### Given instruction
Could you transcribe the material below exactly, without leaving out a single line?
::: Records for processing :::
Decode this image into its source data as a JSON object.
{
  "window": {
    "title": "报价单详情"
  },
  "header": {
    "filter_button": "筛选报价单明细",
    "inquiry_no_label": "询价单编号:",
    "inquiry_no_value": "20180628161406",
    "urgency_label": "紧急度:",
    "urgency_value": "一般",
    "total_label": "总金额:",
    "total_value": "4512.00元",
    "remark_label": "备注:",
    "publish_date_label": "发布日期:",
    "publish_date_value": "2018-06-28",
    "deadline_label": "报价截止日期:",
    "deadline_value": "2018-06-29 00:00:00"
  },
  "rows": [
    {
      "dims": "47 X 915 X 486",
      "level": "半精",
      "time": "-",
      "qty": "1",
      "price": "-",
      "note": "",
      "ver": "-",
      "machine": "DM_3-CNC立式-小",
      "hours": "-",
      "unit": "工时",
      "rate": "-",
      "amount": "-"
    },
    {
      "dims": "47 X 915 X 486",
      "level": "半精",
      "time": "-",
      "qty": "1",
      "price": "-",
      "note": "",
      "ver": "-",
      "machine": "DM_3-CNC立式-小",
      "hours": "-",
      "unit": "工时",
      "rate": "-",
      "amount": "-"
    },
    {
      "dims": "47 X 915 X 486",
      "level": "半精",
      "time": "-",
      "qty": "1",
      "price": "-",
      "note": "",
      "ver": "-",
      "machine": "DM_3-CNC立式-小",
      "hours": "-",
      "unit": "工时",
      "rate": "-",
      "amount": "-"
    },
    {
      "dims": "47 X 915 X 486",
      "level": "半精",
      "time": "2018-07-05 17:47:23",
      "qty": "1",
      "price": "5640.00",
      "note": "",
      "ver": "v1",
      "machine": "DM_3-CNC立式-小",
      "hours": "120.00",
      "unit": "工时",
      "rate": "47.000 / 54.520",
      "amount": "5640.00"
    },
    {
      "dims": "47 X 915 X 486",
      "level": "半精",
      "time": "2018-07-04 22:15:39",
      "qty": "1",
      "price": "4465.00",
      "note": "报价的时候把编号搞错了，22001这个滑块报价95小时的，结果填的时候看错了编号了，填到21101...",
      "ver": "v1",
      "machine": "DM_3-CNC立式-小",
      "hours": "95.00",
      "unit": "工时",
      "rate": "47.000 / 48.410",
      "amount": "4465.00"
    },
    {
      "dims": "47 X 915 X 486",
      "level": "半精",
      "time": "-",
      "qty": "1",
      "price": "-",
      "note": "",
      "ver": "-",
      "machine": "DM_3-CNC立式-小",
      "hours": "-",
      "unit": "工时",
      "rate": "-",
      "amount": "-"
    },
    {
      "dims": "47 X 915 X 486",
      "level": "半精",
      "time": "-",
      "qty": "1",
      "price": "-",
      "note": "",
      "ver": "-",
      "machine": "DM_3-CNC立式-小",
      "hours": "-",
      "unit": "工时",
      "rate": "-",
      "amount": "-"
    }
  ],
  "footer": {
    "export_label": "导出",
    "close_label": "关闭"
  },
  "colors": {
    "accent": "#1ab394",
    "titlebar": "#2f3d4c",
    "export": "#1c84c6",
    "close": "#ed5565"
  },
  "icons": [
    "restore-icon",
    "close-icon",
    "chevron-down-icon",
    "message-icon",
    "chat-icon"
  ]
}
:::
### Written response
Decode this image into its source data as a JSON object.
{
  "window": {
    "title": "报价单详情"
  },
  "header": {
    "filter_button": "筛选报价单明细",
    "inquiry_no_label": "询价单编号:",
    "inquiry_no_value": "20180628161406",
    "urgency_label": "紧急度:",
    "urgency_value": "一般",
    "total_label": "总金额:",
    "total_value": "4512.00元",
    "remark_label": "备注:",
    "publish_date_label": "发布日期:",
    "publish_date_value": "2018-06-28",
    "deadline_label": "报价截止日期:",
    "deadline_value": "2018-06-29 00:00:00"
  },
  "rows": [
    {
      "dims": "47 X 915 X 486",
      "level": "半精",
      "time": "-",
      "qty": "1",
      "price": "-",
      "note": "",
      "ver": "-",
      "machine": "DM_3-CNC立式-小",
      "hours": "-",
      "unit": "工时",
      "rate": "-",
      "amount": "-"
    },
    {
      "dims": "47 X 915 X 486",
      "level": "半精",
      "time": "-",
      "qty": "1",
      "price": "-",
      "note": "",
      "ver": "-",
      "machine": "DM_3-CNC立式-小",
      "hours": "-",
      "unit": "工时",
      "rate": "-",
      "amount": "-"
    },
    {
      "dims": "47 X 915 X 486",
      "level": "半精",
      "time": "-",
      "qty": "1",
      "price": "-",
      "note": "",
      "ver": "-",
      "machine": "DM_3-CNC立式-小",
      "hours": "-",
      "unit": "工时",
      "rate": "-",
      "amount": "-"
    },
    {
      "dims": "47 X 915 X 486",
      "level": "半精",
      "time": "2018-07-05 17:47:23",
      "qty": "1",
      "price": "5640.00",
      "note": "",
      "ver": "v1",
      "machine": "DM_3-CNC立式-小",
      "hours": "120.00",
      "unit": "工时",
      "rate": "47.000 / 54.520",
      "amount": "5640.00"
    },
    {
      "dims": "47 X 915 X 486",
      "level": "半精",
      "time": "2018-07-04 22:15:39",
      "qty": "1",
      "price": "4465.00",
      "note": "报价的时候把编号搞错了，22001这个滑块报价95小时的，结果填的时候看错了编号了，填到21101...",
      "ver": "v1",
      "machine": "DM_3-CNC立式-小",
      "hours": "95.00",
      "unit": "工时",
      "rate": "47.000 / 48.410",
      "amount": "4465.00"
    },
    {
      "dims": "47 X 915 X 486",
      "level": "半精",
      "time": "-",
      "qty": "1",
      "price": "-",
      "note": "",
      "ver": "-",
      "machine": "DM_3-CNC立式-小",
      "hours": "-",
      "unit": "工时",
      "rate": "-",
      "amount": "-"
    },
    {
      "dims": "47 X 915 X 486",
      "level": "半精",
      "time": "-",
      "qty": "1",
      "price": "-",
      "note": "",
      "ver": "-",
      "machine": "DM_3-CNC立式-小",
      "hours": "-",
      "unit": "工时",
      "rate": "-",
      "amount": "-"
    }
  ],
  "footer": {
    "export_label": "导出",
    "close_label": "关闭"
  },
  "colors": {
    "accent": "#1ab394",
    "titlebar": "#2f3d4c",
    "export": "#1c84c6",
    "close": "#ed5565"
  },
  "icons": [
    "restore-icon",
    "close-icon",
    "chevron-down-icon",
    "message-icon",
    "chat-icon"
  ]
}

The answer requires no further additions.